Write out the entries verbatim and leave the images out of the copy.

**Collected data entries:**

++++++++++

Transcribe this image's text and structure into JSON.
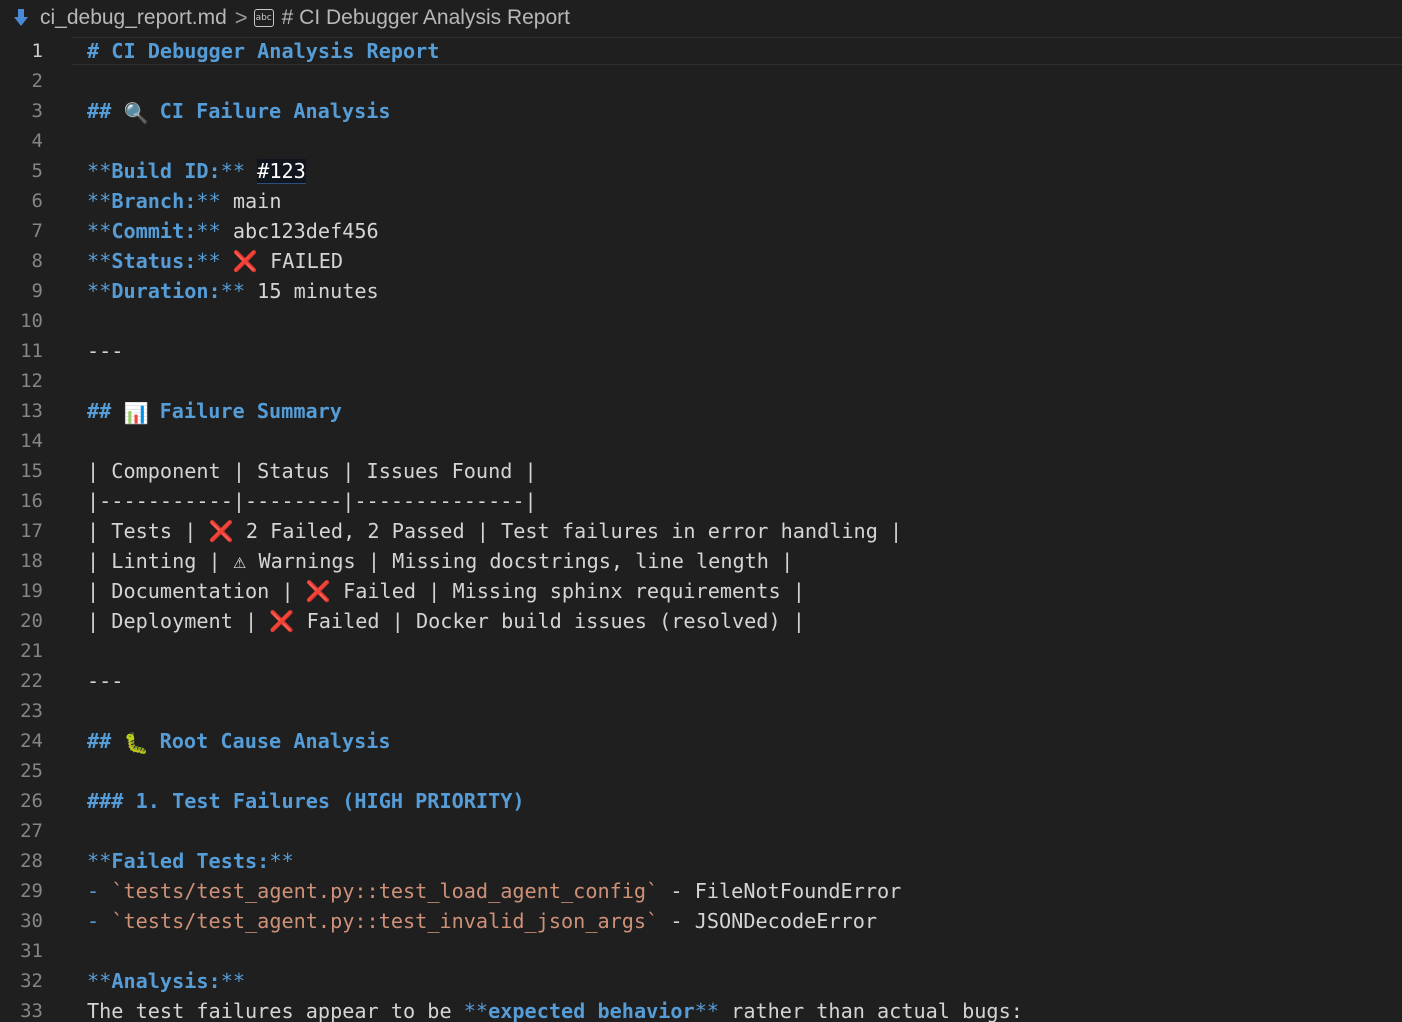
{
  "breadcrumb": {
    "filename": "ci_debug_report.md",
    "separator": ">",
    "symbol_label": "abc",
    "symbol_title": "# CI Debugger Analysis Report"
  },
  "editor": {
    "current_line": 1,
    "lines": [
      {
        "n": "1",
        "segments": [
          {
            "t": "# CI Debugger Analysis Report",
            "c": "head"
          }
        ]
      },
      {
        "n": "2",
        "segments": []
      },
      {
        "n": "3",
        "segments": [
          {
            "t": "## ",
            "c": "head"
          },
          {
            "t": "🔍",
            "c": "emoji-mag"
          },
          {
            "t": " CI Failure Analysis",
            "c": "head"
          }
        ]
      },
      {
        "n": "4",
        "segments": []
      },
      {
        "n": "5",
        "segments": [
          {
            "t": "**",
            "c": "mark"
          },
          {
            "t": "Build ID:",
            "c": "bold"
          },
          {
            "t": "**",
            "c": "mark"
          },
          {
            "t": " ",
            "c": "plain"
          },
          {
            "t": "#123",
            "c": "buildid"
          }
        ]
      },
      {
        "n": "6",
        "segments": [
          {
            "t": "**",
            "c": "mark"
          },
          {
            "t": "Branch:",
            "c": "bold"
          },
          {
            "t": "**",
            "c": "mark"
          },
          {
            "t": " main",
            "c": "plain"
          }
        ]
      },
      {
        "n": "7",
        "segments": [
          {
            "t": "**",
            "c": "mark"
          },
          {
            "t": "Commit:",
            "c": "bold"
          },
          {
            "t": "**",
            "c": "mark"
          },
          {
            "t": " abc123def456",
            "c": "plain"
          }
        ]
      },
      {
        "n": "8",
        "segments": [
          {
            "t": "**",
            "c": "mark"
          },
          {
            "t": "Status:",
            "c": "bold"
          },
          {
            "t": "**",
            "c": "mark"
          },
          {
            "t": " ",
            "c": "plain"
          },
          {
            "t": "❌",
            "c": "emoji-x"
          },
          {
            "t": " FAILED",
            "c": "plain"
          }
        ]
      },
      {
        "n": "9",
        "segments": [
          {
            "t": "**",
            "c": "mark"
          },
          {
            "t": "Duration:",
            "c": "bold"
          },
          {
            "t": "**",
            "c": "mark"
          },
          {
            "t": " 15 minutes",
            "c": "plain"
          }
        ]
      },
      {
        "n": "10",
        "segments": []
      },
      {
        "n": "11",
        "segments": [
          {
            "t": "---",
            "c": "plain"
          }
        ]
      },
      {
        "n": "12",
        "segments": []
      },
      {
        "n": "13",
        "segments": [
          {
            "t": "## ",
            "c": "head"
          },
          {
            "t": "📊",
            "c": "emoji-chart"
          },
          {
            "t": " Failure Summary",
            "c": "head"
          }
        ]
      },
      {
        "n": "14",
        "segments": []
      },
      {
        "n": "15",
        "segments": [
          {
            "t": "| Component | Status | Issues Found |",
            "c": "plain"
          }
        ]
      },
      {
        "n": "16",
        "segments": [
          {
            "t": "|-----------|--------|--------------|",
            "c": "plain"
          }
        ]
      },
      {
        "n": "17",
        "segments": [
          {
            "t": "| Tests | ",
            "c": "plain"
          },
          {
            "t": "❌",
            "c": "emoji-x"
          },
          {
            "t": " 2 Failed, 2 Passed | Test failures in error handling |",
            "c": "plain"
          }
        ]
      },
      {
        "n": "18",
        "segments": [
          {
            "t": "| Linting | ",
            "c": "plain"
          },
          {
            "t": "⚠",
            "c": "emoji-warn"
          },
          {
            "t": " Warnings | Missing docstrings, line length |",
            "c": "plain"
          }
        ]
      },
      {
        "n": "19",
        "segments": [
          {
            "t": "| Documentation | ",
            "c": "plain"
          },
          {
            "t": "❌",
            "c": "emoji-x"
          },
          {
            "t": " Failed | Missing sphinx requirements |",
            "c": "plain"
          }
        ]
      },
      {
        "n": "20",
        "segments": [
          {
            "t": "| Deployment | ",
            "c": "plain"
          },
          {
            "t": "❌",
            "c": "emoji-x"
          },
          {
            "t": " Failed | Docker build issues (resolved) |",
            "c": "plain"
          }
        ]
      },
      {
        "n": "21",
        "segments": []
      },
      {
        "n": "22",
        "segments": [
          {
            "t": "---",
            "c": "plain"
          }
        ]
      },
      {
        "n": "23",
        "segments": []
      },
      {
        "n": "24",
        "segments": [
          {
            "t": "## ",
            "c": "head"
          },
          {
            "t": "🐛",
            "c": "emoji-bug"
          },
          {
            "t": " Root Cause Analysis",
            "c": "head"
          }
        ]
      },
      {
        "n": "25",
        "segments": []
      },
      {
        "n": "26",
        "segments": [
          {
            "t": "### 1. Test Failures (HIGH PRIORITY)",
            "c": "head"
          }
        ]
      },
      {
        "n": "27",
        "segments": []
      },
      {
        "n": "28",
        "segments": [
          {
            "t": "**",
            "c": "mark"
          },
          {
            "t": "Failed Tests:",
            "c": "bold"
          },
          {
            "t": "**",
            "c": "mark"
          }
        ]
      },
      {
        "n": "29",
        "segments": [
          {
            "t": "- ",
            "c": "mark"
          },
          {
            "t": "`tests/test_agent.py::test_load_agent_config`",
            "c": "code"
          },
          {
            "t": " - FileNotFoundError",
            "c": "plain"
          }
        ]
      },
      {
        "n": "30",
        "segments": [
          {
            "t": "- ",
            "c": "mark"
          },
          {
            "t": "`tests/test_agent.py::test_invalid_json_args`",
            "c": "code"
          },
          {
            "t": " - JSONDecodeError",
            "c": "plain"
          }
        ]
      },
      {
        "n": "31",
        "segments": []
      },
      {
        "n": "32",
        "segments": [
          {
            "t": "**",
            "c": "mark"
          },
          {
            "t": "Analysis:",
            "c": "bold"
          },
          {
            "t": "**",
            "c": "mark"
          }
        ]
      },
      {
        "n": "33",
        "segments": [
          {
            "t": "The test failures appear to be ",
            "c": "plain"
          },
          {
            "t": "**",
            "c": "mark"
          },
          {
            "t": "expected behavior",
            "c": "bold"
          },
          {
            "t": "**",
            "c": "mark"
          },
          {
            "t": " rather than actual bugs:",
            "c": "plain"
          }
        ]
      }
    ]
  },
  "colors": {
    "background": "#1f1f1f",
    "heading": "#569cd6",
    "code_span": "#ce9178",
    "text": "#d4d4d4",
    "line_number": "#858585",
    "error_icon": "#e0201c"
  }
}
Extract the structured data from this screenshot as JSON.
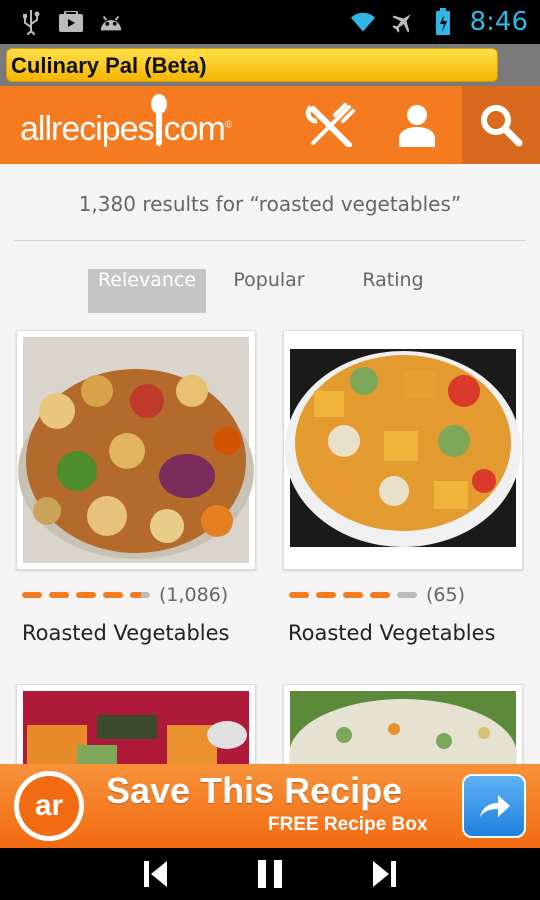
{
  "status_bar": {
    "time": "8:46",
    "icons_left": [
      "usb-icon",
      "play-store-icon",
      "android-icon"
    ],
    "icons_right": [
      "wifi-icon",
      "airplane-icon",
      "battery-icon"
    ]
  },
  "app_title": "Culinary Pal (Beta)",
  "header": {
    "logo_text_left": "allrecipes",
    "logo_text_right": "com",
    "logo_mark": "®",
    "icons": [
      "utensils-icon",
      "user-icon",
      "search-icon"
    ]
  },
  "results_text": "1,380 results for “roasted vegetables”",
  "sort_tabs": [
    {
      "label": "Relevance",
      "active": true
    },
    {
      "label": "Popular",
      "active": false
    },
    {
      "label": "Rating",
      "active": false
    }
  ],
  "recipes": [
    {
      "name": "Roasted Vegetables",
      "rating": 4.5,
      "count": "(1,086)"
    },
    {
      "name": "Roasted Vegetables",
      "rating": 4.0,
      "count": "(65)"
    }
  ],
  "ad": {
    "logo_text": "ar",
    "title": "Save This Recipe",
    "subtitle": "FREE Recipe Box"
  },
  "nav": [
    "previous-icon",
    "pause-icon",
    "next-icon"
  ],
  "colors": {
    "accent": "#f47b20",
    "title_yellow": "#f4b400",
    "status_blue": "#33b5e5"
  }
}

++++++++++

**Solution for this task:**
Transcribe this image's text and structure into JSON.
{
  "breadcrumb": {
    "filename": "ci_debug_report.md",
    "separator": ">",
    "symbol_label": "abc",
    "symbol_title": "# CI Debugger Analysis Report"
  },
  "editor": {
    "current_line": 1,
    "lines": [
      {
        "n": "1",
        "segments": [
          {
            "t": "# CI Debugger Analysis Report",
            "c": "head"
          }
        ]
      },
      {
        "n": "2",
        "segments": []
      },
      {
        "n": "3",
        "segments": [
          {
            "t": "## ",
            "c": "head"
          },
          {
            "t": "🔍",
            "c": "emoji-mag"
          },
          {
            "t": " CI Failure Analysis",
            "c": "head"
          }
        ]
      },
      {
        "n": "4",
        "segments": []
      },
      {
        "n": "5",
        "segments": [
          {
            "t": "**",
            "c": "mark"
          },
          {
            "t": "Build ID:",
            "c": "bold"
          },
          {
            "t": "**",
            "c": "mark"
          },
          {
            "t": " ",
            "c": "plain"
          },
          {
            "t": "#123",
            "c": "buildid"
          }
        ]
      },
      {
        "n": "6",
        "segments": [
          {
            "t": "**",
            "c": "mark"
          },
          {
            "t": "Branch:",
            "c": "bold"
          },
          {
            "t": "**",
            "c": "mark"
          },
          {
            "t": " main",
            "c": "plain"
          }
        ]
      },
      {
        "n": "7",
        "segments": [
          {
            "t": "**",
            "c": "mark"
          },
          {
            "t": "Commit:",
            "c": "bold"
          },
          {
            "t": "**",
            "c": "mark"
          },
          {
            "t": " abc123def456",
            "c": "plain"
          }
        ]
      },
      {
        "n": "8",
        "segments": [
          {
            "t": "**",
            "c": "mark"
          },
          {
            "t": "Status:",
            "c": "bold"
          },
          {
            "t": "**",
            "c": "mark"
          },
          {
            "t": " ",
            "c": "plain"
          },
          {
            "t": "❌",
            "c": "emoji-x"
          },
          {
            "t": " FAILED",
            "c": "plain"
          }
        ]
      },
      {
        "n": "9",
        "segments": [
          {
            "t": "**",
            "c": "mark"
          },
          {
            "t": "Duration:",
            "c": "bold"
          },
          {
            "t": "**",
            "c": "mark"
          },
          {
            "t": " 15 minutes",
            "c": "plain"
          }
        ]
      },
      {
        "n": "10",
        "segments": []
      },
      {
        "n": "11",
        "segments": [
          {
            "t": "---",
            "c": "plain"
          }
        ]
      },
      {
        "n": "12",
        "segments": []
      },
      {
        "n": "13",
        "segments": [
          {
            "t": "## ",
            "c": "head"
          },
          {
            "t": "📊",
            "c": "emoji-chart"
          },
          {
            "t": " Failure Summary",
            "c": "head"
          }
        ]
      },
      {
        "n": "14",
        "segments": []
      },
      {
        "n": "15",
        "segments": [
          {
            "t": "| Component | Status | Issues Found |",
            "c": "plain"
          }
        ]
      },
      {
        "n": "16",
        "segments": [
          {
            "t": "|-----------|--------|--------------|",
            "c": "plain"
          }
        ]
      },
      {
        "n": "17",
        "segments": [
          {
            "t": "| Tests | ",
            "c": "plain"
          },
          {
            "t": "❌",
            "c": "emoji-x"
          },
          {
            "t": " 2 Failed, 2 Passed | Test failures in error handling |",
            "c": "plain"
          }
        ]
      },
      {
        "n": "18",
        "segments": [
          {
            "t": "| Linting | ",
            "c": "plain"
          },
          {
            "t": "⚠",
            "c": "emoji-warn"
          },
          {
            "t": " Warnings | Missing docstrings, line length |",
            "c": "plain"
          }
        ]
      },
      {
        "n": "19",
        "segments": [
          {
            "t": "| Documentation | ",
            "c": "plain"
          },
          {
            "t": "❌",
            "c": "emoji-x"
          },
          {
            "t": " Failed | Missing sphinx requirements |",
            "c": "plain"
          }
        ]
      },
      {
        "n": "20",
        "segments": [
          {
            "t": "| Deployment | ",
            "c": "plain"
          },
          {
            "t": "❌",
            "c": "emoji-x"
          },
          {
            "t": " Failed | Docker build issues (resolved) |",
            "c": "plain"
          }
        ]
      },
      {
        "n": "21",
        "segments": []
      },
      {
        "n": "22",
        "segments": [
          {
            "t": "---",
            "c": "plain"
          }
        ]
      },
      {
        "n": "23",
        "segments": []
      },
      {
        "n": "24",
        "segments": [
          {
            "t": "## ",
            "c": "head"
          },
          {
            "t": "🐛",
            "c": "emoji-bug"
          },
          {
            "t": " Root Cause Analysis",
            "c": "head"
          }
        ]
      },
      {
        "n": "25",
        "segments": []
      },
      {
        "n": "26",
        "segments": [
          {
            "t": "### 1. Test Failures (HIGH PRIORITY)",
            "c": "head"
          }
        ]
      },
      {
        "n": "27",
        "segments": []
      },
      {
        "n": "28",
        "segments": [
          {
            "t": "**",
            "c": "mark"
          },
          {
            "t": "Failed Tests:",
            "c": "bold"
          },
          {
            "t": "**",
            "c": "mark"
          }
        ]
      },
      {
        "n": "29",
        "segments": [
          {
            "t": "- ",
            "c": "mark"
          },
          {
            "t": "`tests/test_agent.py::test_load_agent_config`",
            "c": "code"
          },
          {
            "t": " - FileNotFoundError",
            "c": "plain"
          }
        ]
      },
      {
        "n": "30",
        "segments": [
          {
            "t": "- ",
            "c": "mark"
          },
          {
            "t": "`tests/test_agent.py::test_invalid_json_args`",
            "c": "code"
          },
          {
            "t": " - JSONDecodeError",
            "c": "plain"
          }
        ]
      },
      {
        "n": "31",
        "segments": []
      },
      {
        "n": "32",
        "segments": [
          {
            "t": "**",
            "c": "mark"
          },
          {
            "t": "Analysis:",
            "c": "bold"
          },
          {
            "t": "**",
            "c": "mark"
          }
        ]
      },
      {
        "n": "33",
        "segments": [
          {
            "t": "The test failures appear to be ",
            "c": "plain"
          },
          {
            "t": "**",
            "c": "mark"
          },
          {
            "t": "expected behavior",
            "c": "bold"
          },
          {
            "t": "**",
            "c": "mark"
          },
          {
            "t": " rather than actual bugs:",
            "c": "plain"
          }
        ]
      }
    ]
  },
  "colors": {
    "background": "#1f1f1f",
    "heading": "#569cd6",
    "code_span": "#ce9178",
    "text": "#d4d4d4",
    "line_number": "#858585",
    "error_icon": "#e0201c"
  }
}
Extract the structured data from this screenshot as JSON.
{
  "status_bar": {
    "time": "8:46",
    "icons_left": [
      "usb-icon",
      "play-store-icon",
      "android-icon"
    ],
    "icons_right": [
      "wifi-icon",
      "airplane-icon",
      "battery-icon"
    ]
  },
  "app_title": "Culinary Pal (Beta)",
  "header": {
    "logo_text_left": "allrecipes",
    "logo_text_right": "com",
    "logo_mark": "®",
    "icons": [
      "utensils-icon",
      "user-icon",
      "search-icon"
    ]
  },
  "results_text": "1,380 results for “roasted vegetables”",
  "sort_tabs": [
    {
      "label": "Relevance",
      "active": true
    },
    {
      "label": "Popular",
      "active": false
    },
    {
      "label": "Rating",
      "active": false
    }
  ],
  "recipes": [
    {
      "name": "Roasted Vegetables",
      "rating": 4.5,
      "count": "(1,086)"
    },
    {
      "name": "Roasted Vegetables",
      "rating": 4.0,
      "count": "(65)"
    }
  ],
  "ad": {
    "logo_text": "ar",
    "title": "Save This Recipe",
    "subtitle": "FREE Recipe Box"
  },
  "nav": [
    "previous-icon",
    "pause-icon",
    "next-icon"
  ],
  "colors": {
    "accent": "#f47b20",
    "title_yellow": "#f4b400",
    "status_blue": "#33b5e5"
  }
}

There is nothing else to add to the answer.